# start of DATA SHOWN

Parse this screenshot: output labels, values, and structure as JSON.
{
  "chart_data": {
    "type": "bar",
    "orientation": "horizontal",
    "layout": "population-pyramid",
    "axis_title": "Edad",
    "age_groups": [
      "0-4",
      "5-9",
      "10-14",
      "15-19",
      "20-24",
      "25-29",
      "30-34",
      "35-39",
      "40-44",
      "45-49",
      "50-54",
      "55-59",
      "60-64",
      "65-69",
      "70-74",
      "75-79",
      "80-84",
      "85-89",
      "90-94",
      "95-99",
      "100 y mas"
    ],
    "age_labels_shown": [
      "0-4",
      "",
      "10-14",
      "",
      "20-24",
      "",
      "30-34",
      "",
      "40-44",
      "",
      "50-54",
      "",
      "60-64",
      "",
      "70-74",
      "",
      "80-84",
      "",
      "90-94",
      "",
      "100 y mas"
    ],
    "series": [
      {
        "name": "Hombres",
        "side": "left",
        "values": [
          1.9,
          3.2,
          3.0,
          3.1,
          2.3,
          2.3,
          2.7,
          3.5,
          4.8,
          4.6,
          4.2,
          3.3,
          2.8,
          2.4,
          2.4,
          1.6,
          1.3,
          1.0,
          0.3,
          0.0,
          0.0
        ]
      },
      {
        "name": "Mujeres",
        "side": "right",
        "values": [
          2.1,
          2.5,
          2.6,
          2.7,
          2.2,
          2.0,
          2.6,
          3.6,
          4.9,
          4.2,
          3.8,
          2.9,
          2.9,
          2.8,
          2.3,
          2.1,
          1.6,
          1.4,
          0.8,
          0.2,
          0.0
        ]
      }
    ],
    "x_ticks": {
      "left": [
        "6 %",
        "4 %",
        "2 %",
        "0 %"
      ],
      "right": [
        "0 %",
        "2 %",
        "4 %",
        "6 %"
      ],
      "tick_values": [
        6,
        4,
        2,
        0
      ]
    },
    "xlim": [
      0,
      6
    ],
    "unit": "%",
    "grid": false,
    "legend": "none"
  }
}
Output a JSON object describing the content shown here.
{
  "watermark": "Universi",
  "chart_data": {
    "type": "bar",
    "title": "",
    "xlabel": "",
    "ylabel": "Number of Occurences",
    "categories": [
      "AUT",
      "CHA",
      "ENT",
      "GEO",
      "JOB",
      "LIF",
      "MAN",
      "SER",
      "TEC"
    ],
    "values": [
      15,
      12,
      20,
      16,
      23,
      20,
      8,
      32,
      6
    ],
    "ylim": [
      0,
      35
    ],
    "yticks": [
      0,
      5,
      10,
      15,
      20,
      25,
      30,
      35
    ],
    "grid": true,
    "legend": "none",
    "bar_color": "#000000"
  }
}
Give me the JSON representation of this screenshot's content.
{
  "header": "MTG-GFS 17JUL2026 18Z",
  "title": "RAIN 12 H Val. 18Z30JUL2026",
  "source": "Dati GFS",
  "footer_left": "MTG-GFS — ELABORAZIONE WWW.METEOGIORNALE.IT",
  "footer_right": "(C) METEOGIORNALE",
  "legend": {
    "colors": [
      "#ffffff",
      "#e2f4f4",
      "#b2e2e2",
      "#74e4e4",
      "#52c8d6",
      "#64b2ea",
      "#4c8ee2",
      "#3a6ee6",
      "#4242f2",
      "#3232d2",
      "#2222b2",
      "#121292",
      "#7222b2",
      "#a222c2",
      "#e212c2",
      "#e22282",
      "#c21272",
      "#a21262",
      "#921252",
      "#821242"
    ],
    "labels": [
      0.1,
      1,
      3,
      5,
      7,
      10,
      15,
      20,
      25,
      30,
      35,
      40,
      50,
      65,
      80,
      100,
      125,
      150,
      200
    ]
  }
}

# end of DATA SHOWN

- [REQUIREMENT]:
Repeat the lines above exactly.

- [FULL ANSWER]:
Parse this screenshot: output labels, values, and structure as JSON.
{
  "chart_data": {
    "type": "bar",
    "orientation": "horizontal",
    "layout": "population-pyramid",
    "axis_title": "Edad",
    "age_groups": [
      "0-4",
      "5-9",
      "10-14",
      "15-19",
      "20-24",
      "25-29",
      "30-34",
      "35-39",
      "40-44",
      "45-49",
      "50-54",
      "55-59",
      "60-64",
      "65-69",
      "70-74",
      "75-79",
      "80-84",
      "85-89",
      "90-94",
      "95-99",
      "100 y mas"
    ],
    "age_labels_shown": [
      "0-4",
      "",
      "10-14",
      "",
      "20-24",
      "",
      "30-34",
      "",
      "40-44",
      "",
      "50-54",
      "",
      "60-64",
      "",
      "70-74",
      "",
      "80-84",
      "",
      "90-94",
      "",
      "100 y mas"
    ],
    "series": [
      {
        "name": "Hombres",
        "side": "left",
        "values": [
          1.9,
          3.2,
          3.0,
          3.1,
          2.3,
          2.3,
          2.7,
          3.5,
          4.8,
          4.6,
          4.2,
          3.3,
          2.8,
          2.4,
          2.4,
          1.6,
          1.3,
          1.0,
          0.3,
          0.0,
          0.0
        ]
      },
      {
        "name": "Mujeres",
        "side": "right",
        "values": [
          2.1,
          2.5,
          2.6,
          2.7,
          2.2,
          2.0,
          2.6,
          3.6,
          4.9,
          4.2,
          3.8,
          2.9,
          2.9,
          2.8,
          2.3,
          2.1,
          1.6,
          1.4,
          0.8,
          0.2,
          0.0
        ]
      }
    ],
    "x_ticks": {
      "left": [
        "6 %",
        "4 %",
        "2 %",
        "0 %"
      ],
      "right": [
        "0 %",
        "2 %",
        "4 %",
        "6 %"
      ],
      "tick_values": [
        6,
        4,
        2,
        0
      ]
    },
    "xlim": [
      0,
      6
    ],
    "unit": "%",
    "grid": false,
    "legend": "none"
  }
}
Output a JSON object describing the content shown here.
{
  "watermark": "Universi",
  "chart_data": {
    "type": "bar",
    "title": "",
    "xlabel": "",
    "ylabel": "Number of Occurences",
    "categories": [
      "AUT",
      "CHA",
      "ENT",
      "GEO",
      "JOB",
      "LIF",
      "MAN",
      "SER",
      "TEC"
    ],
    "values": [
      15,
      12,
      20,
      16,
      23,
      20,
      8,
      32,
      6
    ],
    "ylim": [
      0,
      35
    ],
    "yticks": [
      0,
      5,
      10,
      15,
      20,
      25,
      30,
      35
    ],
    "grid": true,
    "legend": "none",
    "bar_color": "#000000"
  }
}
Give me the JSON representation of this screenshot's content.
{
  "header": "MTG-GFS 17JUL2026 18Z",
  "title": "RAIN 12 H Val. 18Z30JUL2026",
  "source": "Dati GFS",
  "footer_left": "MTG-GFS — ELABORAZIONE WWW.METEOGIORNALE.IT",
  "footer_right": "(C) METEOGIORNALE",
  "legend": {
    "colors": [
      "#ffffff",
      "#e2f4f4",
      "#b2e2e2",
      "#74e4e4",
      "#52c8d6",
      "#64b2ea",
      "#4c8ee2",
      "#3a6ee6",
      "#4242f2",
      "#3232d2",
      "#2222b2",
      "#121292",
      "#7222b2",
      "#a222c2",
      "#e212c2",
      "#e22282",
      "#c21272",
      "#a21262",
      "#921252",
      "#821242"
    ],
    "labels": [
      0.1,
      1,
      3,
      5,
      7,
      10,
      15,
      20,
      25,
      30,
      35,
      40,
      50,
      65,
      80,
      100,
      125,
      150,
      200
    ]
  }
}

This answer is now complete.